▸ THE EXERCISE
Give back the entire listing verbatim.

▸ RECORDS TO USE
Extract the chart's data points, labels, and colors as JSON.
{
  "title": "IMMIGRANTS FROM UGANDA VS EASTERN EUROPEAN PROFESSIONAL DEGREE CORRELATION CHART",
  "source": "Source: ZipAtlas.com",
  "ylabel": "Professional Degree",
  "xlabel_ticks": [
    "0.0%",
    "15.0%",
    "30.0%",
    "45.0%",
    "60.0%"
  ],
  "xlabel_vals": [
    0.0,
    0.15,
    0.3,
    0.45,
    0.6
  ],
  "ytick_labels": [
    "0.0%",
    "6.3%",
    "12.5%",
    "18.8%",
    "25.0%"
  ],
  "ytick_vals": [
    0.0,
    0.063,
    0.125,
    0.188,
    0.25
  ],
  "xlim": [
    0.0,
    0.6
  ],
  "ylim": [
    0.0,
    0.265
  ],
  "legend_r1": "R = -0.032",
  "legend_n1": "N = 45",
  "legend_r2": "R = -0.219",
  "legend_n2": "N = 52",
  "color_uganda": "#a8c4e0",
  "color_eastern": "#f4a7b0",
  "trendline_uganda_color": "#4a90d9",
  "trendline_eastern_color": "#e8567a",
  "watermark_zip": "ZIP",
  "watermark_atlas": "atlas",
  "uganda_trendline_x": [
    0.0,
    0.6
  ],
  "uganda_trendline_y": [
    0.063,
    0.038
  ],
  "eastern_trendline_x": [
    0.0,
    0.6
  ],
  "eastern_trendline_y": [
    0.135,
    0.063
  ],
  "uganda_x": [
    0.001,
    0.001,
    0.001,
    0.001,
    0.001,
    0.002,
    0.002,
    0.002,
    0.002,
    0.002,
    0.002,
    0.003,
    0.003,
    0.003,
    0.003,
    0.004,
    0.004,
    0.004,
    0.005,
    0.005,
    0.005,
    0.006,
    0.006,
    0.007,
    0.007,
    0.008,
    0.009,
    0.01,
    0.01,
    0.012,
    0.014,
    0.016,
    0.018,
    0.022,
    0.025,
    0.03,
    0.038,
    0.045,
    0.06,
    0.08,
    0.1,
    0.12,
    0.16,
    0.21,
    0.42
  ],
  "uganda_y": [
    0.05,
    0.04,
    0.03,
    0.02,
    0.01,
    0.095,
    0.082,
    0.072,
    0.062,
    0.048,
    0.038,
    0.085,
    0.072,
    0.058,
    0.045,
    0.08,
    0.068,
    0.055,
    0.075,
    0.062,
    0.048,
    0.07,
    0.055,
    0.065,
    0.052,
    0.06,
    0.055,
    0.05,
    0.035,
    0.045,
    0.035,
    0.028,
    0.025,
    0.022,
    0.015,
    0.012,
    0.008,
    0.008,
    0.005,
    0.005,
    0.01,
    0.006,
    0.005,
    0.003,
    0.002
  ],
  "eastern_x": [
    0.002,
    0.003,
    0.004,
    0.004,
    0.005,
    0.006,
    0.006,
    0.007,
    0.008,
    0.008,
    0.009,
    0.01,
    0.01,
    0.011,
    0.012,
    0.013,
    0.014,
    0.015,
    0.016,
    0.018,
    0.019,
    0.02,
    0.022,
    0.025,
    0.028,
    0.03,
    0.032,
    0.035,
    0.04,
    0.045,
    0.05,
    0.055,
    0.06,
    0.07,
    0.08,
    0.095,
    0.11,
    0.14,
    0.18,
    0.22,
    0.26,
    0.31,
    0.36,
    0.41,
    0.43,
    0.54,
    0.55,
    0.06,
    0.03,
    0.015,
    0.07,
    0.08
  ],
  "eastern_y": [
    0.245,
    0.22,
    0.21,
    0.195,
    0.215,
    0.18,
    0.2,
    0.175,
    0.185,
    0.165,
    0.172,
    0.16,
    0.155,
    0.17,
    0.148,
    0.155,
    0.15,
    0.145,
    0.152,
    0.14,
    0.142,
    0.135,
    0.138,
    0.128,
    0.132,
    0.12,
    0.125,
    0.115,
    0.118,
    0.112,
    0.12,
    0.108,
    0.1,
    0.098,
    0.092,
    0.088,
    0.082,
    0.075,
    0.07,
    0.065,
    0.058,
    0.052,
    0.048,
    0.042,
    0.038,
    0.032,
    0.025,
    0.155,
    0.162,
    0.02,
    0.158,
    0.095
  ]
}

▸ EXPECTED OUTPUT
Extract the chart's data points, labels, and colors as JSON.
{
  "title": "IMMIGRANTS FROM UGANDA VS EASTERN EUROPEAN PROFESSIONAL DEGREE CORRELATION CHART",
  "source": "Source: ZipAtlas.com",
  "ylabel": "Professional Degree",
  "xlabel_ticks": [
    "0.0%",
    "15.0%",
    "30.0%",
    "45.0%",
    "60.0%"
  ],
  "xlabel_vals": [
    0.0,
    0.15,
    0.3,
    0.45,
    0.6
  ],
  "ytick_labels": [
    "0.0%",
    "6.3%",
    "12.5%",
    "18.8%",
    "25.0%"
  ],
  "ytick_vals": [
    0.0,
    0.063,
    0.125,
    0.188,
    0.25
  ],
  "xlim": [
    0.0,
    0.6
  ],
  "ylim": [
    0.0,
    0.265
  ],
  "legend_r1": "R = -0.032",
  "legend_n1": "N = 45",
  "legend_r2": "R = -0.219",
  "legend_n2": "N = 52",
  "color_uganda": "#a8c4e0",
  "color_eastern": "#f4a7b0",
  "trendline_uganda_color": "#4a90d9",
  "trendline_eastern_color": "#e8567a",
  "watermark_zip": "ZIP",
  "watermark_atlas": "atlas",
  "uganda_trendline_x": [
    0.0,
    0.6
  ],
  "uganda_trendline_y": [
    0.063,
    0.038
  ],
  "eastern_trendline_x": [
    0.0,
    0.6
  ],
  "eastern_trendline_y": [
    0.135,
    0.063
  ],
  "uganda_x": [
    0.001,
    0.001,
    0.001,
    0.001,
    0.001,
    0.002,
    0.002,
    0.002,
    0.002,
    0.002,
    0.002,
    0.003,
    0.003,
    0.003,
    0.003,
    0.004,
    0.004,
    0.004,
    0.005,
    0.005,
    0.005,
    0.006,
    0.006,
    0.007,
    0.007,
    0.008,
    0.009,
    0.01,
    0.01,
    0.012,
    0.014,
    0.016,
    0.018,
    0.022,
    0.025,
    0.03,
    0.038,
    0.045,
    0.06,
    0.08,
    0.1,
    0.12,
    0.16,
    0.21,
    0.42
  ],
  "uganda_y": [
    0.05,
    0.04,
    0.03,
    0.02,
    0.01,
    0.095,
    0.082,
    0.072,
    0.062,
    0.048,
    0.038,
    0.085,
    0.072,
    0.058,
    0.045,
    0.08,
    0.068,
    0.055,
    0.075,
    0.062,
    0.048,
    0.07,
    0.055,
    0.065,
    0.052,
    0.06,
    0.055,
    0.05,
    0.035,
    0.045,
    0.035,
    0.028,
    0.025,
    0.022,
    0.015,
    0.012,
    0.008,
    0.008,
    0.005,
    0.005,
    0.01,
    0.006,
    0.005,
    0.003,
    0.002
  ],
  "eastern_x": [
    0.002,
    0.003,
    0.004,
    0.004,
    0.005,
    0.006,
    0.006,
    0.007,
    0.008,
    0.008,
    0.009,
    0.01,
    0.01,
    0.011,
    0.012,
    0.013,
    0.014,
    0.015,
    0.016,
    0.018,
    0.019,
    0.02,
    0.022,
    0.025,
    0.028,
    0.03,
    0.032,
    0.035,
    0.04,
    0.045,
    0.05,
    0.055,
    0.06,
    0.07,
    0.08,
    0.095,
    0.11,
    0.14,
    0.18,
    0.22,
    0.26,
    0.31,
    0.36,
    0.41,
    0.43,
    0.54,
    0.55,
    0.06,
    0.03,
    0.015,
    0.07,
    0.08
  ],
  "eastern_y": [
    0.245,
    0.22,
    0.21,
    0.195,
    0.215,
    0.18,
    0.2,
    0.175,
    0.185,
    0.165,
    0.172,
    0.16,
    0.155,
    0.17,
    0.148,
    0.155,
    0.15,
    0.145,
    0.152,
    0.14,
    0.142,
    0.135,
    0.138,
    0.128,
    0.132,
    0.12,
    0.125,
    0.115,
    0.118,
    0.112,
    0.12,
    0.108,
    0.1,
    0.098,
    0.092,
    0.088,
    0.082,
    0.075,
    0.07,
    0.065,
    0.058,
    0.052,
    0.048,
    0.042,
    0.038,
    0.032,
    0.025,
    0.155,
    0.162,
    0.02,
    0.158,
    0.095
  ]
}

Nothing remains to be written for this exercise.